----- Material shown
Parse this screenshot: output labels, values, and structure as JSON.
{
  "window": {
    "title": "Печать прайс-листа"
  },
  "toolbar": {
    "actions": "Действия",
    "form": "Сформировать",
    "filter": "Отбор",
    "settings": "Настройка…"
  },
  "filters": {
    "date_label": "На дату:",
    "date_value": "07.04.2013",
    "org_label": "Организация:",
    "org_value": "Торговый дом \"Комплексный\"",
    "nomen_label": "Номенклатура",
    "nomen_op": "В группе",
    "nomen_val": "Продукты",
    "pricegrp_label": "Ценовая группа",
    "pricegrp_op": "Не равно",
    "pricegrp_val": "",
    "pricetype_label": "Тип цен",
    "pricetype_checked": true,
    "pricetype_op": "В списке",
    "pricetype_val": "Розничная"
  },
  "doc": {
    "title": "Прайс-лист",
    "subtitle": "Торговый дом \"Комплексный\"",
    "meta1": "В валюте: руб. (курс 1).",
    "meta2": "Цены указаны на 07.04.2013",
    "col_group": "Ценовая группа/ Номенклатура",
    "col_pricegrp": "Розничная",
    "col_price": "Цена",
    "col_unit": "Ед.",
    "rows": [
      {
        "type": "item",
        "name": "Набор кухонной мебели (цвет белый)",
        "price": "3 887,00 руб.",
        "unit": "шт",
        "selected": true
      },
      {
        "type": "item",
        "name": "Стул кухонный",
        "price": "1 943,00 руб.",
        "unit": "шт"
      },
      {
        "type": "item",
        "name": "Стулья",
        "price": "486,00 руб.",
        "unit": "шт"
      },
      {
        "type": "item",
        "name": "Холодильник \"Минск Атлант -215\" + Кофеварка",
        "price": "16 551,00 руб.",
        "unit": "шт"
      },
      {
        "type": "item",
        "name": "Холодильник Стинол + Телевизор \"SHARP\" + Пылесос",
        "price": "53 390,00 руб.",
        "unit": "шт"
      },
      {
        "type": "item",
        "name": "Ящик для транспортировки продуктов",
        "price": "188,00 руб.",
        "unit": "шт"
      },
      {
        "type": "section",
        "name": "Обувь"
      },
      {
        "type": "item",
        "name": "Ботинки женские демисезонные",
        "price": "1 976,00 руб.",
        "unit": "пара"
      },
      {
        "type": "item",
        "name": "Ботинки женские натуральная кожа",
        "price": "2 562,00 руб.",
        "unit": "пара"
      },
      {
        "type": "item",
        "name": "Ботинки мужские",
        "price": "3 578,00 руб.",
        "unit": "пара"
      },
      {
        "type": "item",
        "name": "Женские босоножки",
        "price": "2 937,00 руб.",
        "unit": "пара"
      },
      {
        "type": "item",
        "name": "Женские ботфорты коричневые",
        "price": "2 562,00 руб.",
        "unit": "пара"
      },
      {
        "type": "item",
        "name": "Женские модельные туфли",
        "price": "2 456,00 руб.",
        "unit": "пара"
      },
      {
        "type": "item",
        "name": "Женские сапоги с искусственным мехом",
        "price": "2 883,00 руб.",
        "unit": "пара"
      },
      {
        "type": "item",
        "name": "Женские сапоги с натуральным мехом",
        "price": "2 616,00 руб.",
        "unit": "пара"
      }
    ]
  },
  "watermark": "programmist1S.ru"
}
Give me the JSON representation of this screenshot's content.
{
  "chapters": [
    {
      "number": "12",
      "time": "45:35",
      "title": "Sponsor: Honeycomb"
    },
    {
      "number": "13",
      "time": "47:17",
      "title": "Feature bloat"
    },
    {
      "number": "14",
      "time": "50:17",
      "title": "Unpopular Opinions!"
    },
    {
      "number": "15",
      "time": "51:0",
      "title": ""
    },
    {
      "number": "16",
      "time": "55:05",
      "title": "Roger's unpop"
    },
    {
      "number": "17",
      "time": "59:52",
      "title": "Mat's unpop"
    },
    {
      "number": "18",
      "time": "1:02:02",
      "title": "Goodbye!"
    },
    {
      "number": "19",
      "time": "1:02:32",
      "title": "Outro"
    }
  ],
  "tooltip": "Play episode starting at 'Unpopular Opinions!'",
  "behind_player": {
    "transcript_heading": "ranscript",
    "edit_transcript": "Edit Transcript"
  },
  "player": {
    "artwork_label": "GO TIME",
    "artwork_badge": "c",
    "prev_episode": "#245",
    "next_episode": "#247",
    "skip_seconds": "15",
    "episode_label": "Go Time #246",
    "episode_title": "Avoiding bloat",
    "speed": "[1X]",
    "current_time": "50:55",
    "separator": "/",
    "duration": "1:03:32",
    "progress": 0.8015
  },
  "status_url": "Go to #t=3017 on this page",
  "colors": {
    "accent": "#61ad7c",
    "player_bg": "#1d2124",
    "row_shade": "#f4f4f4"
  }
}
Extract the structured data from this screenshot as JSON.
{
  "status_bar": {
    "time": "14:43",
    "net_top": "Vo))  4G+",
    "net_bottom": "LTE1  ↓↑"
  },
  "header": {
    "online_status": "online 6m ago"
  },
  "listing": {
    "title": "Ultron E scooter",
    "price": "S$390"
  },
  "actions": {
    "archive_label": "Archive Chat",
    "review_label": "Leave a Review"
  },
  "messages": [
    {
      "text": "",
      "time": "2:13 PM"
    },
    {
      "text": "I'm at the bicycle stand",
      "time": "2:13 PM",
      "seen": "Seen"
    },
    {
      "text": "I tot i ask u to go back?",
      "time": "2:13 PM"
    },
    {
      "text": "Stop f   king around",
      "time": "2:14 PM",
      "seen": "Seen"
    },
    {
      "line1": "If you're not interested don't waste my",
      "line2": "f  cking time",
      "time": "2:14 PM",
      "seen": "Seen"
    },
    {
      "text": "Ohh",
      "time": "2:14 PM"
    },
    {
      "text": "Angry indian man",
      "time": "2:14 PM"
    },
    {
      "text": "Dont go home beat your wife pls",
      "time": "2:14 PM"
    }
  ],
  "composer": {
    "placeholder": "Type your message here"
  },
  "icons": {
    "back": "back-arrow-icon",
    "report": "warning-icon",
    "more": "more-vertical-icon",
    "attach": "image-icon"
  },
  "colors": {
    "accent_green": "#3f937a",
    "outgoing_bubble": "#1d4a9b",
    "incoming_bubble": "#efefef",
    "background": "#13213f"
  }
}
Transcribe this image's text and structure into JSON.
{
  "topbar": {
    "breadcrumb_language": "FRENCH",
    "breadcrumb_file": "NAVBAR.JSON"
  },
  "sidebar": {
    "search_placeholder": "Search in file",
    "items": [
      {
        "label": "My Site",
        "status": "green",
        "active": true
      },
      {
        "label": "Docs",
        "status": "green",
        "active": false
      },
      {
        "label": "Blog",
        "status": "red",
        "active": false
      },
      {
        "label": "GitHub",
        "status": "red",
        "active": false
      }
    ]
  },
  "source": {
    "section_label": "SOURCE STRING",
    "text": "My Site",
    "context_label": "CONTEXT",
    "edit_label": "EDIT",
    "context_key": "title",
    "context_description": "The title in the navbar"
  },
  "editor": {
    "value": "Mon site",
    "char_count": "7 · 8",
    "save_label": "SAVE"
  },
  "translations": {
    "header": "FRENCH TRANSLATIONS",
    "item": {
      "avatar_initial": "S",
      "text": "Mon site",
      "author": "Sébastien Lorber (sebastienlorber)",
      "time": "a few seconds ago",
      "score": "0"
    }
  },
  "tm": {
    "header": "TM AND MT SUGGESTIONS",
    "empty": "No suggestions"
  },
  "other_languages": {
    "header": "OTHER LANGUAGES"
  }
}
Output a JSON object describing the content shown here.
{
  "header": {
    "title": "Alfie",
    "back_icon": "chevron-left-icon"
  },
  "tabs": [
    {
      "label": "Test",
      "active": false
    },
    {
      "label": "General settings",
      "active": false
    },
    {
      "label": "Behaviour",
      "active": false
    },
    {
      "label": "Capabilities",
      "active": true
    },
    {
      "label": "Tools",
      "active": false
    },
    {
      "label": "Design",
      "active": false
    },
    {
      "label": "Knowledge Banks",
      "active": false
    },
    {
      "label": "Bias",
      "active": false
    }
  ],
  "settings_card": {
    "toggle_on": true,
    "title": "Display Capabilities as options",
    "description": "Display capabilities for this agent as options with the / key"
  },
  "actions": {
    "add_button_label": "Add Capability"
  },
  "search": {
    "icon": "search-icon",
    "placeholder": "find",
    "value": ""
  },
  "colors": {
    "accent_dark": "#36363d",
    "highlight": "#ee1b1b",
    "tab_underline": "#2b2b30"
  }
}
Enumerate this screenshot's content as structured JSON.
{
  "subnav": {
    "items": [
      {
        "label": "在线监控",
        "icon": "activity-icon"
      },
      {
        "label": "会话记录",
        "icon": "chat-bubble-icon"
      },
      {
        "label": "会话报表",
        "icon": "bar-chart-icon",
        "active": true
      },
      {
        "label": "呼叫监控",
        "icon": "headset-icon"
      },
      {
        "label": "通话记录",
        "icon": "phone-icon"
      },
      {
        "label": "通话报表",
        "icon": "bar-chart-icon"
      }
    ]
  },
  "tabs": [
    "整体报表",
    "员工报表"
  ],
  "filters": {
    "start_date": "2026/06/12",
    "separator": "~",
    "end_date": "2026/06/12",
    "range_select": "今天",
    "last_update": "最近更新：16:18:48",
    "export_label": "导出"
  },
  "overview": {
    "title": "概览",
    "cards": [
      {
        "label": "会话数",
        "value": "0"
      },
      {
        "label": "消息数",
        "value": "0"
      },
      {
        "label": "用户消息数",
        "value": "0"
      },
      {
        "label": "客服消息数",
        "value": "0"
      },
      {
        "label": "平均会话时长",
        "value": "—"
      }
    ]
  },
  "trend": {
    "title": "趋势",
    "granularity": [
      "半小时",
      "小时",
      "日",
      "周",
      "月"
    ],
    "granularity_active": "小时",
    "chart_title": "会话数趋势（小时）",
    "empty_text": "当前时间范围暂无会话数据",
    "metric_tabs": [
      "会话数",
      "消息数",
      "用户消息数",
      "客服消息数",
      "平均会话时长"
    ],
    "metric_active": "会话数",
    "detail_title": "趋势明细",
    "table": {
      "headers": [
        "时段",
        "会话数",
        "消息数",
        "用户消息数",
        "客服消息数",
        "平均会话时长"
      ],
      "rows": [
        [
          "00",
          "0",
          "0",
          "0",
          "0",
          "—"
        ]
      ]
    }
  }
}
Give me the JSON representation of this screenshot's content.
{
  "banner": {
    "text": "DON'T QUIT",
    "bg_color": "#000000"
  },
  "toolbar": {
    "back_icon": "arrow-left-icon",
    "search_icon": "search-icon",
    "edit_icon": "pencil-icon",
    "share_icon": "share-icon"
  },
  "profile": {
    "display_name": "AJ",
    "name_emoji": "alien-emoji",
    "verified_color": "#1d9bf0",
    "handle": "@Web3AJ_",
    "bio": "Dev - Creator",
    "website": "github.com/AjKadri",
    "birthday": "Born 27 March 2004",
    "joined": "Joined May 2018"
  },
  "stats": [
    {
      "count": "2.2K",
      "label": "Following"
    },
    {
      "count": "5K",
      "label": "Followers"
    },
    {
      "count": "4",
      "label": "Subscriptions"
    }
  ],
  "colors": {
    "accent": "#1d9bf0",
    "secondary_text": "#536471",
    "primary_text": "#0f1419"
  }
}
----------
Objective: Select and copy every line from the records that includes the word "bloat".

Response for this exercise:
      "title": "Feature bloat"
    "episode_title": "Avoiding bloat",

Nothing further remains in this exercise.